(THE REQUEST)
Look through the records below, and copy out every line that holds the string "place".

(Figure collection entries)
--

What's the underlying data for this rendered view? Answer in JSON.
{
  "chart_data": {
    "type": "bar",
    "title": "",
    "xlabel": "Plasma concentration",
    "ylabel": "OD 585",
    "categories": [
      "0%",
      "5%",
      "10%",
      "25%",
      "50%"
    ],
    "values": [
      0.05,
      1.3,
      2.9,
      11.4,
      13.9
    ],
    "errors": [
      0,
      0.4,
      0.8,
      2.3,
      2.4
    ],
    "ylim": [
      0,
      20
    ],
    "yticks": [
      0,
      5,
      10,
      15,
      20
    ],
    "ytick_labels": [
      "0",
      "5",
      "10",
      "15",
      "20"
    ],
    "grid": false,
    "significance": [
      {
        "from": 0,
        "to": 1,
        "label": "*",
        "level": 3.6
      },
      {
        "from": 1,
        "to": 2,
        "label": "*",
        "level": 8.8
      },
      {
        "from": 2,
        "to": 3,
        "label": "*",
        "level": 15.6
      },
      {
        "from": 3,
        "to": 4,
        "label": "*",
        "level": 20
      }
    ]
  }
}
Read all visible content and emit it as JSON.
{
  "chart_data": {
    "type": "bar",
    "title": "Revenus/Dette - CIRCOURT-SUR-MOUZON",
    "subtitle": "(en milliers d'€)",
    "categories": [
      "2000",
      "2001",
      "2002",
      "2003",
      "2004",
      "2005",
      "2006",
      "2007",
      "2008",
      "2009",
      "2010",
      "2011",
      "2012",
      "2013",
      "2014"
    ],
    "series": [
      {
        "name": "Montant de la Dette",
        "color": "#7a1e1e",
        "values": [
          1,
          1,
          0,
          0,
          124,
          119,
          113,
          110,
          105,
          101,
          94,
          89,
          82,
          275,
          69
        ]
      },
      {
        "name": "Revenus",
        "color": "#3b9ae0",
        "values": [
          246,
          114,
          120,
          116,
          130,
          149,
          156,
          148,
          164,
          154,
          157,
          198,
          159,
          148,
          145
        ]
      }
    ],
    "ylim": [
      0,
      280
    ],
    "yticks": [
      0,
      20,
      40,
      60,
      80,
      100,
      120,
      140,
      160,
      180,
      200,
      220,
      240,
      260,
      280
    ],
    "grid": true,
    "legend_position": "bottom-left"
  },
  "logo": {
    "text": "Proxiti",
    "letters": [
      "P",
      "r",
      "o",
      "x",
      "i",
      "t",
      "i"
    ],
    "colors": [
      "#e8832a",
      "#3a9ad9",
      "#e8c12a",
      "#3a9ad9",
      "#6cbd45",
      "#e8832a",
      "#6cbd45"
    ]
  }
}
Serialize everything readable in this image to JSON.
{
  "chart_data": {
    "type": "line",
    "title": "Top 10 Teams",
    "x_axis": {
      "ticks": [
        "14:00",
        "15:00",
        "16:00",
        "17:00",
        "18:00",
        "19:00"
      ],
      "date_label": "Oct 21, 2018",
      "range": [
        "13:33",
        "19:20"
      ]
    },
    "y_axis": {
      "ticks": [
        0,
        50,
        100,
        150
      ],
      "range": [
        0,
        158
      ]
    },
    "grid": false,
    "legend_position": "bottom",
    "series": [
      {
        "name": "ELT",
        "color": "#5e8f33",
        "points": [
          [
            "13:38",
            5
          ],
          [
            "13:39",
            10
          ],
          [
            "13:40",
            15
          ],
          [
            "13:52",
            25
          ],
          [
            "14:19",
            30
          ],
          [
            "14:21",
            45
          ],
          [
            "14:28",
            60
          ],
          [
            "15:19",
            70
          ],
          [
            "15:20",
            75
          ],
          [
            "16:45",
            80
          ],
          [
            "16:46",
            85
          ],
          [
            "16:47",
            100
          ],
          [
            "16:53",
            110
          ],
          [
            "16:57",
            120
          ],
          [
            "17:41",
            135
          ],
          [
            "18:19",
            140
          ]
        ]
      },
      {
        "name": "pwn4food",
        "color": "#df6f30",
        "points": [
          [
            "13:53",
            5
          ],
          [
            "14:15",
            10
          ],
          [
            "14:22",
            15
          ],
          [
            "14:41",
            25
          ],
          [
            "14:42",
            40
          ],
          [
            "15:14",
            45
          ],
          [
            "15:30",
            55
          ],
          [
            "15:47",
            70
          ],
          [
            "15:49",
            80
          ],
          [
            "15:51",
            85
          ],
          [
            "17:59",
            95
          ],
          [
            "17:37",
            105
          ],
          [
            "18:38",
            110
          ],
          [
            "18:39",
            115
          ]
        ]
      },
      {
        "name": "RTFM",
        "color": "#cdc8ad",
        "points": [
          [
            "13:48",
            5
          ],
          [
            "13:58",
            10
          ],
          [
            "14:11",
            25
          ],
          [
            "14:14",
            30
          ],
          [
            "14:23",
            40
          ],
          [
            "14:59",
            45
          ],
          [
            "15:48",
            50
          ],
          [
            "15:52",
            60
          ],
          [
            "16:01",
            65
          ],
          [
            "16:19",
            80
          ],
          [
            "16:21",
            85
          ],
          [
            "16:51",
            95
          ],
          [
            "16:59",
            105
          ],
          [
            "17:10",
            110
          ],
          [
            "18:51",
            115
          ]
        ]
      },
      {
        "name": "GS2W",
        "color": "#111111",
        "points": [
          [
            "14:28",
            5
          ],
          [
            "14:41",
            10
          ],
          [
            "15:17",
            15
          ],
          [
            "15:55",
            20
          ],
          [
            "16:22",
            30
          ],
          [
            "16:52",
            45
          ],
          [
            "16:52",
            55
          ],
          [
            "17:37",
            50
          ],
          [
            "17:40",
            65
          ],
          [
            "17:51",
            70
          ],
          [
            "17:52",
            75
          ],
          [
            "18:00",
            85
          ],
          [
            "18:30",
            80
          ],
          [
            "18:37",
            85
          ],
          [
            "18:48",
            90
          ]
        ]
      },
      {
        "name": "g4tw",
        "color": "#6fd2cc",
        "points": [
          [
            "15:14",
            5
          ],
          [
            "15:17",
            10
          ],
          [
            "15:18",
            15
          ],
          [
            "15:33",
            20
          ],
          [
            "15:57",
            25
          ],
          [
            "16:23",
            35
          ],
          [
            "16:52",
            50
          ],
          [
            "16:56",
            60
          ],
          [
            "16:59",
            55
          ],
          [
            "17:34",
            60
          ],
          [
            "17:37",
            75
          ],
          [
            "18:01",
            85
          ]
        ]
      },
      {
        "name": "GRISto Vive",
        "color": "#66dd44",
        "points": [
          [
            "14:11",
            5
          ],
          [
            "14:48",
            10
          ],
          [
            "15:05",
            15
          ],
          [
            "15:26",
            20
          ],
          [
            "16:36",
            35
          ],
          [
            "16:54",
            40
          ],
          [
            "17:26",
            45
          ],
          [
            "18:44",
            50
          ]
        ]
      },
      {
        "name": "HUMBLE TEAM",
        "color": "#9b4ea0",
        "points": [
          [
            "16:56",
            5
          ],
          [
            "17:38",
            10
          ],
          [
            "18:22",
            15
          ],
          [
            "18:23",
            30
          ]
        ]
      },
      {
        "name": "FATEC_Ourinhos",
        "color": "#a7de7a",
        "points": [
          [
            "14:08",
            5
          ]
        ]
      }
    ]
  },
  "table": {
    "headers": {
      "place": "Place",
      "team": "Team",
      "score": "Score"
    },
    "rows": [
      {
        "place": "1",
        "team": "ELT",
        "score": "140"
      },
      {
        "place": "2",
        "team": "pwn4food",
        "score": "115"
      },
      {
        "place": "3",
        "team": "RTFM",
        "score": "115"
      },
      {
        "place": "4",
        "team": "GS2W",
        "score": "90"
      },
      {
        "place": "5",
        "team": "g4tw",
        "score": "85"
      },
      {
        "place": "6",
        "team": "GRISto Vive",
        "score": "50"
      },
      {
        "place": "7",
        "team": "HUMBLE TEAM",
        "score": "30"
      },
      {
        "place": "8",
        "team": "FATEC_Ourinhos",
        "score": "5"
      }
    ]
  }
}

--

(SOLUTION TO THIS PROBLEM)
      "place": "Place",
        "place": "1",
        "place": "2",
        "place": "3",
        "place": "4",
        "place": "5",
        "place": "6",
        "place": "7",
        "place": "8",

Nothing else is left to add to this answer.